§ **Work to complete**:
Search the data below for "description"; list each line that holds it.
[START OF Given information]
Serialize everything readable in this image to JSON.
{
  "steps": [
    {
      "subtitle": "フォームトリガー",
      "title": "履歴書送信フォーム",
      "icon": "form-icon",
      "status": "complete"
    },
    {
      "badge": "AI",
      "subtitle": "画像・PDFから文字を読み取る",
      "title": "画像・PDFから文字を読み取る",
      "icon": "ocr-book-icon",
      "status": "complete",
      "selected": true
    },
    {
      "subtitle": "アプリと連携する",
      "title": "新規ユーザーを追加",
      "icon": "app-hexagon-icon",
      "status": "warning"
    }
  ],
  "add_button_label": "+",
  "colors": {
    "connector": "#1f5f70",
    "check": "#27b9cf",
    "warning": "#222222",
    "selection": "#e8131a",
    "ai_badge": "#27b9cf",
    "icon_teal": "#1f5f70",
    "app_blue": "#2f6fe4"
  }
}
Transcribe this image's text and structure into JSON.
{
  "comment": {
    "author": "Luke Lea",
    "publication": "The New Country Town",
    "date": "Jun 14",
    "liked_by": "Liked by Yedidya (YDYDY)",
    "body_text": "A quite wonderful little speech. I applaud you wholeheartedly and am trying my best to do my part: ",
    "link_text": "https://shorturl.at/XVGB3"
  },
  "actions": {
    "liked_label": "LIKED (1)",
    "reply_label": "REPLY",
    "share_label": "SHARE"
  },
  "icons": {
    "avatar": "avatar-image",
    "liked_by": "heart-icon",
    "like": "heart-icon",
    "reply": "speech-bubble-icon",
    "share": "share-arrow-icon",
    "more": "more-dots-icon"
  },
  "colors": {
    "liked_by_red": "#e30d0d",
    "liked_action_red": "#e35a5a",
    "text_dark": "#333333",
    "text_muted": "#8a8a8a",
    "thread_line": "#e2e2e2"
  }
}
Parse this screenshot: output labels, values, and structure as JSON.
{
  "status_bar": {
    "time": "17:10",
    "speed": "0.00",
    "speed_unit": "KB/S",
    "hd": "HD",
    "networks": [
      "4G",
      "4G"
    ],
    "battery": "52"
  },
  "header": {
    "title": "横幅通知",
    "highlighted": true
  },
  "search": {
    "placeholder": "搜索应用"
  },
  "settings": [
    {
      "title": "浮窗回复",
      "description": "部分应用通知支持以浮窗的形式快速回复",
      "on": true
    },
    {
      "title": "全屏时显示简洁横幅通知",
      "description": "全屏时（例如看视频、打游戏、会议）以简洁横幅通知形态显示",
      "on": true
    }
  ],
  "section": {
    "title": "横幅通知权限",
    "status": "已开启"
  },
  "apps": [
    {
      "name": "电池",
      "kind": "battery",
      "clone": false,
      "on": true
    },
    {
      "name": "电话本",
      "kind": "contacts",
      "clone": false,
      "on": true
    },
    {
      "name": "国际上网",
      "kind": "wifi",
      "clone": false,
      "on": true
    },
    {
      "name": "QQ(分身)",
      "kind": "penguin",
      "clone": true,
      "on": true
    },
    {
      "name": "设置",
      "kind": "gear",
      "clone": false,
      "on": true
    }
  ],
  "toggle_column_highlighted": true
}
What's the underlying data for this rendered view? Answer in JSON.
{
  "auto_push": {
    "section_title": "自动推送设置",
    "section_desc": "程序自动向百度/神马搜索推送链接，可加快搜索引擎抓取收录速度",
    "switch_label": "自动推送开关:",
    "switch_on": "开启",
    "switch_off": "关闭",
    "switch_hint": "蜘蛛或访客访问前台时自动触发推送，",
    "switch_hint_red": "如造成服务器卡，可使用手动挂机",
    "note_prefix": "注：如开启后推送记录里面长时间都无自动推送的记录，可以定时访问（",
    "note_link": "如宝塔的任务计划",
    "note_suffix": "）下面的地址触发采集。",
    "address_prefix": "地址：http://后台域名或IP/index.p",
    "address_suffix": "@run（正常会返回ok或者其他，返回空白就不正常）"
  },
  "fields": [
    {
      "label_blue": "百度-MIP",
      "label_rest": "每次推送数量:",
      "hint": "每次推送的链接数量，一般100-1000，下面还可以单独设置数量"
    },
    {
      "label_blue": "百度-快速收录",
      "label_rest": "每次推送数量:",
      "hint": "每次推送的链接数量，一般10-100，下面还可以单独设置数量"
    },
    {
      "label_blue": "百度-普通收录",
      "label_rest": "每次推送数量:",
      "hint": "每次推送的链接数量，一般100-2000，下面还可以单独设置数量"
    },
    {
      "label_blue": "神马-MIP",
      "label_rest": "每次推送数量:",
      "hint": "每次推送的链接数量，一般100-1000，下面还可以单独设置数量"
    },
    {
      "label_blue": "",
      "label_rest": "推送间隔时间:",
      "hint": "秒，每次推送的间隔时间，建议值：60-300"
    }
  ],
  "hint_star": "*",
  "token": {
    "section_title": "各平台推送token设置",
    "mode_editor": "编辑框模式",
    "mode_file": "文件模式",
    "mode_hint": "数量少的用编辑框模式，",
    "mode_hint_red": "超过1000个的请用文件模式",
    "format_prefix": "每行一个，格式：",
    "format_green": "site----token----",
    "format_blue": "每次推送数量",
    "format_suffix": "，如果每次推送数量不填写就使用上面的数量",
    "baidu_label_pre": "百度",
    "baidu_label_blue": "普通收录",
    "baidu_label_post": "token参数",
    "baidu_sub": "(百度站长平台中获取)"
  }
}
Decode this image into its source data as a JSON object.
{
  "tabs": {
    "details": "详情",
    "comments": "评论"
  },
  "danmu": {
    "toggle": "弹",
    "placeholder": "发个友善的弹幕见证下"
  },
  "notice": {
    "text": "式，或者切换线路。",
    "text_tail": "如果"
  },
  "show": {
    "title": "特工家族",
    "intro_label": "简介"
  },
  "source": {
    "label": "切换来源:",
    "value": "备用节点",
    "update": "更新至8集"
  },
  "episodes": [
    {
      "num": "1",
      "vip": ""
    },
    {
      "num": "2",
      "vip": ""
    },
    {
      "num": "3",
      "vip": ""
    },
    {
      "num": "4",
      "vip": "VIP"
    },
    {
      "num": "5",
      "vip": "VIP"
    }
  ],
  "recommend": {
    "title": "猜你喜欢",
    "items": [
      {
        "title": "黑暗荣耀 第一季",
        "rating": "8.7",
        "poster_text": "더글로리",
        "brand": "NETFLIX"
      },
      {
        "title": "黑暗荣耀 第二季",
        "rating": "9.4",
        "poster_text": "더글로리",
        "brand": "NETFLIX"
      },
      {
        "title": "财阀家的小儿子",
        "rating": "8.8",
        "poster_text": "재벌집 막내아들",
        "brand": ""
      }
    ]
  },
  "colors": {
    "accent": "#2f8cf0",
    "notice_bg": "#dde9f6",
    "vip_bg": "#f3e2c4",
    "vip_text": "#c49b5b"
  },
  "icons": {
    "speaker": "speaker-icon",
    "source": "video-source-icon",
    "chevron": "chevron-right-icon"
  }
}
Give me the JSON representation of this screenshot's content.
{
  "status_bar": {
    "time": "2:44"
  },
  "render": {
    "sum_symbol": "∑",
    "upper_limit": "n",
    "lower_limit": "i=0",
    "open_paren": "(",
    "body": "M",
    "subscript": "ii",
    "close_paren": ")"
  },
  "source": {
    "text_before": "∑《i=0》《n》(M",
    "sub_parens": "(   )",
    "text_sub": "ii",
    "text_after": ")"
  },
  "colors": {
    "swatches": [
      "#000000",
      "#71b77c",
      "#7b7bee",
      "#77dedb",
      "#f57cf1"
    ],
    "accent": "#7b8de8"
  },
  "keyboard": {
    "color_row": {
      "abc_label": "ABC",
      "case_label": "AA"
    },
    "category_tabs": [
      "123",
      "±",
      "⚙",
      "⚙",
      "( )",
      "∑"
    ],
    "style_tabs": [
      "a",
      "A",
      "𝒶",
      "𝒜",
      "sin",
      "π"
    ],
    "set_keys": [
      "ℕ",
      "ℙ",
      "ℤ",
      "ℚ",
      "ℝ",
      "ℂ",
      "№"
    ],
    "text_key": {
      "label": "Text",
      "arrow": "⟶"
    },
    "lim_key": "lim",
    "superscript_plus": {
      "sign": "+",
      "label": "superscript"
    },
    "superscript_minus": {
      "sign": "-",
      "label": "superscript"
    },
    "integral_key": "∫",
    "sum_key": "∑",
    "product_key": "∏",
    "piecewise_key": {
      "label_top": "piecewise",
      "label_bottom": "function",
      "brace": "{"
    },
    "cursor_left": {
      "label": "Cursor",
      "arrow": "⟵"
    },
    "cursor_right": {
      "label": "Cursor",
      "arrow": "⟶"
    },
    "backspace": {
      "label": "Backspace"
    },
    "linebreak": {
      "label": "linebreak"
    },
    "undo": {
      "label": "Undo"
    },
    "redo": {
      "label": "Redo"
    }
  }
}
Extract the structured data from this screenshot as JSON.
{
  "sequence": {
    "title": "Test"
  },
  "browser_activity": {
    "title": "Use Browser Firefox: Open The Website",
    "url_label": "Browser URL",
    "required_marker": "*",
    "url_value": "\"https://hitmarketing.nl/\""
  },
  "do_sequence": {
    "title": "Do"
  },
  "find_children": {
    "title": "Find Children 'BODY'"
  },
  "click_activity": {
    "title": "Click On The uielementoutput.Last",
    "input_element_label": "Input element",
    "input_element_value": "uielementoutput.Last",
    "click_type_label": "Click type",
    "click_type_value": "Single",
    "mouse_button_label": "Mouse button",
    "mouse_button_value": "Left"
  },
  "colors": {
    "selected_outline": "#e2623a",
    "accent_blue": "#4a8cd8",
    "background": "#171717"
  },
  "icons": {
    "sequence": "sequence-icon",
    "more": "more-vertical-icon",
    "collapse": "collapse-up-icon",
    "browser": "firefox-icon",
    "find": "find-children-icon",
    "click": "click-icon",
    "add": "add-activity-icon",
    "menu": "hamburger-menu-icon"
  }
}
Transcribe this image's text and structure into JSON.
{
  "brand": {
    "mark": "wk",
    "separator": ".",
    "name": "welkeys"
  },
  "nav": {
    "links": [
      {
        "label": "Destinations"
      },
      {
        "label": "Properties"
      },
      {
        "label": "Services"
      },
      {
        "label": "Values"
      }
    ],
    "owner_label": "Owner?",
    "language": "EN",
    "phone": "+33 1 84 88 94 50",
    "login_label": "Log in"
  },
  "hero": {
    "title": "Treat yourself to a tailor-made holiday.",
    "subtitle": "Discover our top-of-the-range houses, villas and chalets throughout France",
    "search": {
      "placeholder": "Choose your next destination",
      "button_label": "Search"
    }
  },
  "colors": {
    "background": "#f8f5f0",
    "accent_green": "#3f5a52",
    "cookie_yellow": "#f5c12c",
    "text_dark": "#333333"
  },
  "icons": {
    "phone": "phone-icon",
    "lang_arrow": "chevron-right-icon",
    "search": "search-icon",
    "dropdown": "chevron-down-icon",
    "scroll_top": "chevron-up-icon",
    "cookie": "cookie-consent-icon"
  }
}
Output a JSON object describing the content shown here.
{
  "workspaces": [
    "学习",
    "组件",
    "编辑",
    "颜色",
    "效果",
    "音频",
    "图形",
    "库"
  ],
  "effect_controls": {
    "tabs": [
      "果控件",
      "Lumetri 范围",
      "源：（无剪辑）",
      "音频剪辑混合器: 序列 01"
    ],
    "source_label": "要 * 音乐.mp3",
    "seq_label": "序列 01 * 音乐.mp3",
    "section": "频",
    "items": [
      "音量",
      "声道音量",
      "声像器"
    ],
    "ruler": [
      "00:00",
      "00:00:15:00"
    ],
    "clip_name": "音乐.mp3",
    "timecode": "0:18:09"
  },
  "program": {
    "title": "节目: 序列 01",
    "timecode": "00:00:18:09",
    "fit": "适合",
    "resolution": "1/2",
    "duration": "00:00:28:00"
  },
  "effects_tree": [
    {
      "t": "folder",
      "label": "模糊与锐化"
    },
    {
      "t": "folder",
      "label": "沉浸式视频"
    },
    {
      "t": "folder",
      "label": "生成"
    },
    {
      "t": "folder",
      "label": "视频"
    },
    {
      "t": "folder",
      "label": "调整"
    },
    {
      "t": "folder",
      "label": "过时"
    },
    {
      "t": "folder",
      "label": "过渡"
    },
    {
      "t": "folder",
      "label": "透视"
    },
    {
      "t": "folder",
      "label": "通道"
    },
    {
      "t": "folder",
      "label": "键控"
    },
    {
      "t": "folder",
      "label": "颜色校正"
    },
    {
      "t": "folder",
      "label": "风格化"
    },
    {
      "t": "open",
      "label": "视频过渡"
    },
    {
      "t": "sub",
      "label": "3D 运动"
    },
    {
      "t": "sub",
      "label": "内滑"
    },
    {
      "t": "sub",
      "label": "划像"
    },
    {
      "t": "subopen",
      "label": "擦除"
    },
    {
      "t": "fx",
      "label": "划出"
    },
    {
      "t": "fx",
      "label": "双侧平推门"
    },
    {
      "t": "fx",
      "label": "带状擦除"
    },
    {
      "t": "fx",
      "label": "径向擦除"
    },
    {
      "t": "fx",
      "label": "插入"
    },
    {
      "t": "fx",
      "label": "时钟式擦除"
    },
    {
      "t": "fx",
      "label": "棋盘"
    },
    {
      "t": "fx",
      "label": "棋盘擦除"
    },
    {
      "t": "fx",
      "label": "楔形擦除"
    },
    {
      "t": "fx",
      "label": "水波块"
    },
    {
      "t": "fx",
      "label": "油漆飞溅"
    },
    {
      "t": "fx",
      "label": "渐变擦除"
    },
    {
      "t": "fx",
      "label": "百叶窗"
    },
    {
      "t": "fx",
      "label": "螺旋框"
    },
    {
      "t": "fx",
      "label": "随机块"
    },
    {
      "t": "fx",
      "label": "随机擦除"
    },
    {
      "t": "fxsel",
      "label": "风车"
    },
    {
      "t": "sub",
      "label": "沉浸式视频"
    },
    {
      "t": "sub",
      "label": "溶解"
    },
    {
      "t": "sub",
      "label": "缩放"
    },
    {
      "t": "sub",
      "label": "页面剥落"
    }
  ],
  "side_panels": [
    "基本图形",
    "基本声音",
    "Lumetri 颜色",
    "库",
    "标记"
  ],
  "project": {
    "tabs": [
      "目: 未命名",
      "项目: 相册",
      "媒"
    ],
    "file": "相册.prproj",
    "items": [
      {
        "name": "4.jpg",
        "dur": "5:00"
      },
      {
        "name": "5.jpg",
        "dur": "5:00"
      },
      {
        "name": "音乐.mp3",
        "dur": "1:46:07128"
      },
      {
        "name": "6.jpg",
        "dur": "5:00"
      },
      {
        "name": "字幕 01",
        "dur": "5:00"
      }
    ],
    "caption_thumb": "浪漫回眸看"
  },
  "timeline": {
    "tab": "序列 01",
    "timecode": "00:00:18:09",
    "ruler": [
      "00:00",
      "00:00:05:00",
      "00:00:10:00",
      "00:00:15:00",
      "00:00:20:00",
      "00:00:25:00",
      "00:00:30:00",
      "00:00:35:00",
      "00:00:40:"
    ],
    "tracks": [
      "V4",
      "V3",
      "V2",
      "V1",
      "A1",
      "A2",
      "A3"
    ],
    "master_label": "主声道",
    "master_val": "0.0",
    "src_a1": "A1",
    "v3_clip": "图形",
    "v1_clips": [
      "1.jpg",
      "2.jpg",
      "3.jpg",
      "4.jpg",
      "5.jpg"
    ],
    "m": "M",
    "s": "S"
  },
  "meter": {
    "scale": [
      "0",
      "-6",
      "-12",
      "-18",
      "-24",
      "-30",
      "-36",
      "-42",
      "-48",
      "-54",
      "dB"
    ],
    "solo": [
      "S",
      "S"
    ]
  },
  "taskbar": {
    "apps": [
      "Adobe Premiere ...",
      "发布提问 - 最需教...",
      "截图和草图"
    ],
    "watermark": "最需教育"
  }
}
[END OF Given information]
§ **Exercise answer**:
      "description": "部分应用通知支持以浮窗的形式快速回复",
      "description": "全屏时（例如看视频、打游戏、会议）以简洁横幅通知形态显示",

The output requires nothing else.